* [短い演習]: 発電計画とLNG供給に関する文章の続きを、最後の文の直後から書き進めてください。

* [ページ本文]:
****************************************

本発明の実施形態は、発電計画策定装置、発電計画策定方法、および発電計画策定プログラムに関する。
平成25年4月2日に閣議決定された「電力システム改革に関する改革方針」により、広域系統運用の拡大、小売および発電の全面自由化、法的分離の方式による送配電部門の中立性の一層の確保、という3段階からなる改革の全体像が示された。これにより、一般電気事業者は2018〜2020年をめどに送配電部門を法的分離することとなった。現在、一般電気事業者の各発電所の発電量は、各一般電気事業者の送配電部門が管轄している中央給電指令所が需要予想をもとに算出する発電計画に従っている。しかし、送配電部門の法的分離に伴い、発電会社は小売部門からの需要をもとに発電計画を立てる必要がでてくる。
発電機の燃料には、石油などの油や、石炭や、LPG(液化石油ガス)や、LNG(液化天然ガス)がある。油については、国内に石油メジャーなどによる備蓄基地があり、各発電所のタンクへの油の輸送は比較的近距離であるため大規模なパイプラインの必要はない。石炭については、国内炭と海外炭のいずれにおいても、発電所の近傍の石炭ヤードと呼ばれる野積みエリアに備蓄される。一方、LNGについては、石油メジャーではなく発電会社自身が産出地で買い付けを行い、輸送や国内備蓄を行う必要がある。
しかし、LNGを備蓄するには、LNGを冷温にしておく必要があり、巨大な魔法ビンのようなタンクを必要とする。このように、LNGの備蓄には、LNGを冷温に保つタンクなどの高額な設備が必要となるため、発電所ごとにタンクを設置することは経済性の点から好ましくない。そこで、複数の発電所にLNGを供給するLNG基地を設置し、発電所間をパイプラインで接続する方式がとられている。

****************************************

* [データ部]:
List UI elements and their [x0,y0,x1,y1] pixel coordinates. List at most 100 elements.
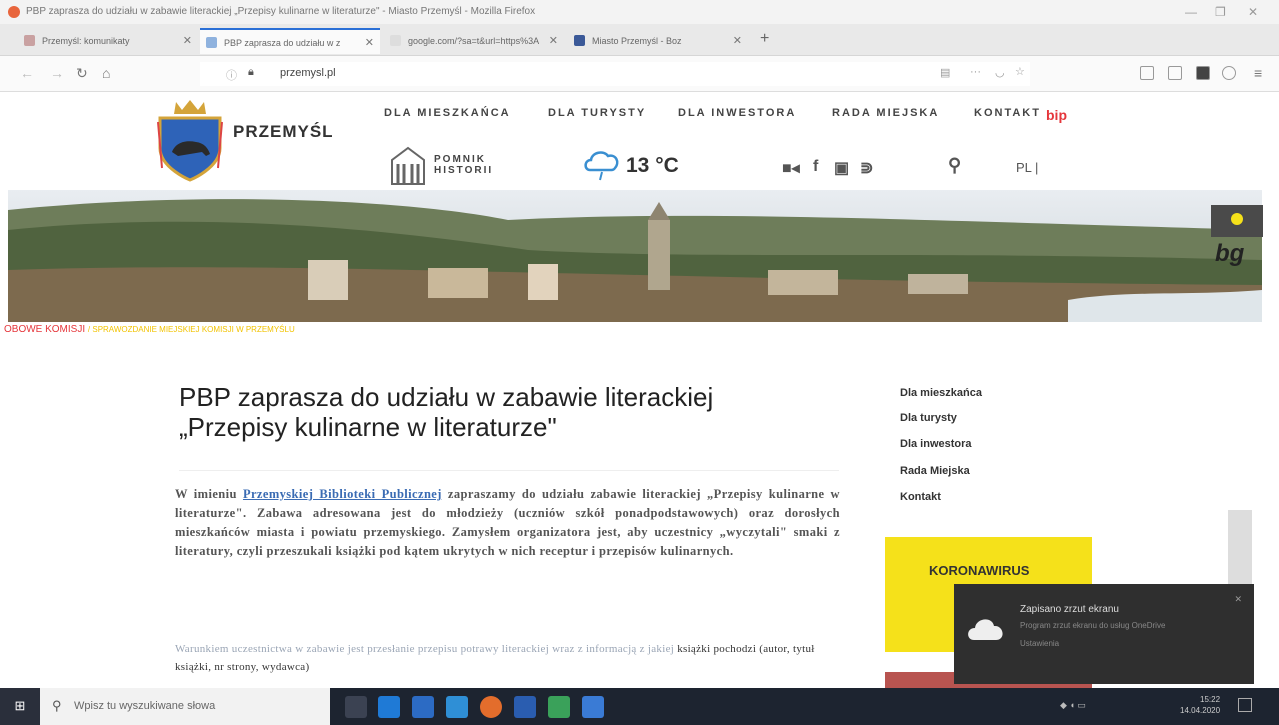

****************************************

* [演習の出力]:
多数の発電所にLNGを供給する場合はLNG基地を複数設置し、供給量を分担する方法をとることができる。LNG基地が複数存在する場合には、LNG基地間に転送管と呼ばれるパイプラインを接続することでLNG供給の信頼性を上げることができる。この場合、あるLNG基地のLNG在庫が不足しそうになると、転送管を介して、他のLNG基地からの融通供給を行う。従って、LNG基地と発電所との関係は固定ではなく、各発電所は、パイプラインを伝わって複数のLNG基地から燃料を受けることができる。
よって、LNGを燃料とする発電機は、燃料基地(LNG基地)から枝状に広がるパイプラインに接続されており、1つの燃料基地から複数の発電機に燃料が供給される。各燃料基地には、燃料在庫量の上限値と下限値が設定されており、燃料在庫量が下限値を下回らないように発電機の出力を調整する必要がある。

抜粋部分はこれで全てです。